**PROMPT**
The records below are made of lines; count those holding the word "name" and give the number only.

* Begin TASK MATERIAL *

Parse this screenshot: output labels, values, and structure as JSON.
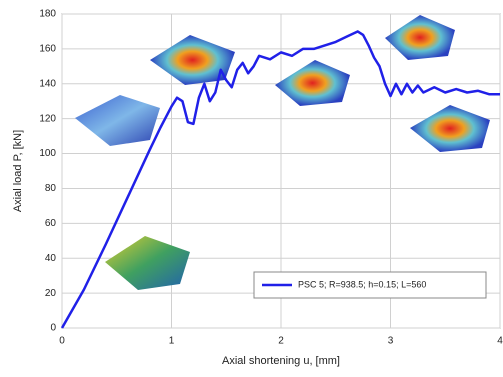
{
  "chart_data": {
    "type": "line",
    "x_label": "Axial shortening u, [mm]",
    "y_label": "Axial load P, [kN]",
    "x": [
      0,
      0.2,
      0.4,
      0.6,
      0.8,
      0.9,
      1.0,
      1.05,
      1.1,
      1.15,
      1.2,
      1.25,
      1.3,
      1.35,
      1.4,
      1.45,
      1.5,
      1.55,
      1.6,
      1.65,
      1.7,
      1.75,
      1.8,
      1.9,
      2.0,
      2.1,
      2.2,
      2.3,
      2.4,
      2.5,
      2.6,
      2.7,
      2.75,
      2.8,
      2.85,
      2.9,
      2.95,
      3.0,
      3.05,
      3.1,
      3.15,
      3.2,
      3.25,
      3.3,
      3.4,
      3.5,
      3.6,
      3.7,
      3.8,
      3.9,
      4.0
    ],
    "series": [
      {
        "name": "PSC 5; R=938.5; h=0.15; L=560",
        "color": "#2020e8",
        "values": [
          0,
          22,
          48,
          75,
          102,
          115,
          127,
          132,
          130,
          118,
          117,
          132,
          140,
          130,
          135,
          148,
          142,
          138,
          148,
          152,
          146,
          150,
          156,
          154,
          158,
          156,
          160,
          160,
          162,
          164,
          167,
          170,
          168,
          162,
          155,
          150,
          140,
          133,
          140,
          134,
          140,
          135,
          139,
          135,
          138,
          135,
          137,
          135,
          136,
          134,
          134
        ]
      }
    ],
    "xlim": [
      0,
      4
    ],
    "xticks": [
      0,
      1,
      2,
      3,
      4
    ],
    "ylim": [
      0,
      180
    ],
    "yticks": [
      0,
      20,
      40,
      60,
      80,
      100,
      120,
      140,
      160,
      180
    ],
    "grid": true,
    "legend": "lower right"
  }
}
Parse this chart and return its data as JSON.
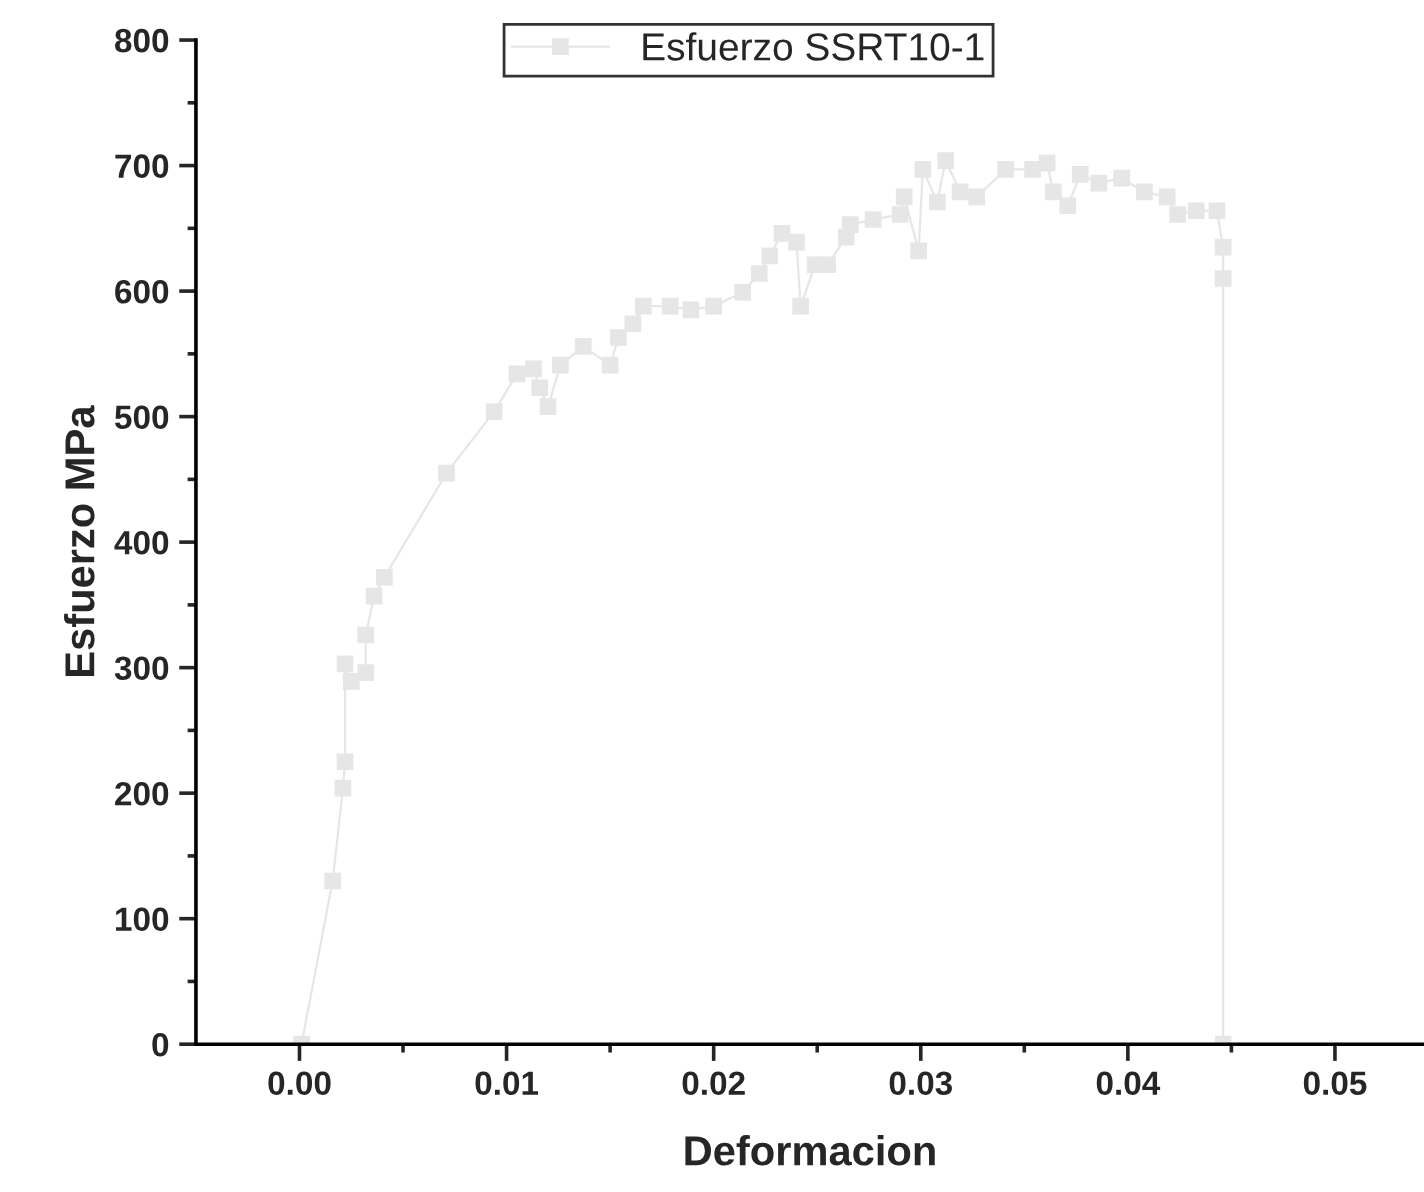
{
  "chart_data": {
    "type": "line",
    "xlabel": "Deformacion",
    "ylabel": "Esfuerzo MPa",
    "series": [
      {
        "name": "Esfuerzo SSRT10-1",
        "color": "#e6e6e6",
        "x": [
          0.0001,
          0.0016,
          0.0021,
          0.0022,
          0.0022,
          0.0025,
          0.0032,
          0.0032,
          0.0036,
          0.0041,
          0.0071,
          0.0094,
          0.0105,
          0.0113,
          0.0116,
          0.012,
          0.0126,
          0.0137,
          0.015,
          0.0154,
          0.0161,
          0.0166,
          0.0179,
          0.0189,
          0.02,
          0.0214,
          0.0222,
          0.0227,
          0.0233,
          0.024,
          0.0242,
          0.0249,
          0.0255,
          0.0264,
          0.0266,
          0.0277,
          0.029,
          0.0292,
          0.0299,
          0.0301,
          0.0308,
          0.0312,
          0.0319,
          0.0327,
          0.0341,
          0.0354,
          0.0361,
          0.0364,
          0.0371,
          0.0377,
          0.0386,
          0.0397,
          0.0408,
          0.0419,
          0.0424,
          0.0433,
          0.0443,
          0.0446,
          0.0446,
          0.0446
        ],
        "values": [
          0,
          130,
          204,
          225,
          303,
          289,
          296,
          326,
          357,
          372,
          455,
          504,
          534,
          538,
          523,
          508,
          541,
          556,
          541,
          563,
          574,
          588,
          588,
          585,
          588,
          599,
          614,
          628,
          646,
          639,
          588,
          621,
          621,
          643,
          653,
          657,
          661,
          675,
          632,
          697,
          671,
          704,
          679,
          675,
          697,
          697,
          702,
          679,
          668,
          693,
          686,
          690,
          679,
          675,
          661,
          664,
          664,
          635,
          610,
          0
        ]
      }
    ],
    "xlim": [
      -0.005,
      0.0543
    ],
    "xticks": [
      {
        "value": 0,
        "label": "0.00"
      },
      {
        "value": 0.01,
        "label": "0.01"
      },
      {
        "value": 0.02,
        "label": "0.02"
      },
      {
        "value": 0.03,
        "label": "0.03"
      },
      {
        "value": 0.04,
        "label": "0.04"
      },
      {
        "value": 0.05,
        "label": "0.05"
      }
    ],
    "ylim": [
      0,
      800
    ],
    "yticks": [
      0,
      100,
      200,
      300,
      400,
      500,
      600,
      700,
      800
    ],
    "grid": false,
    "legend": "top",
    "marker": "square",
    "line_style": "solid"
  }
}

* End TASK MATERIAL *

**COMPLETED EXERCISE**
2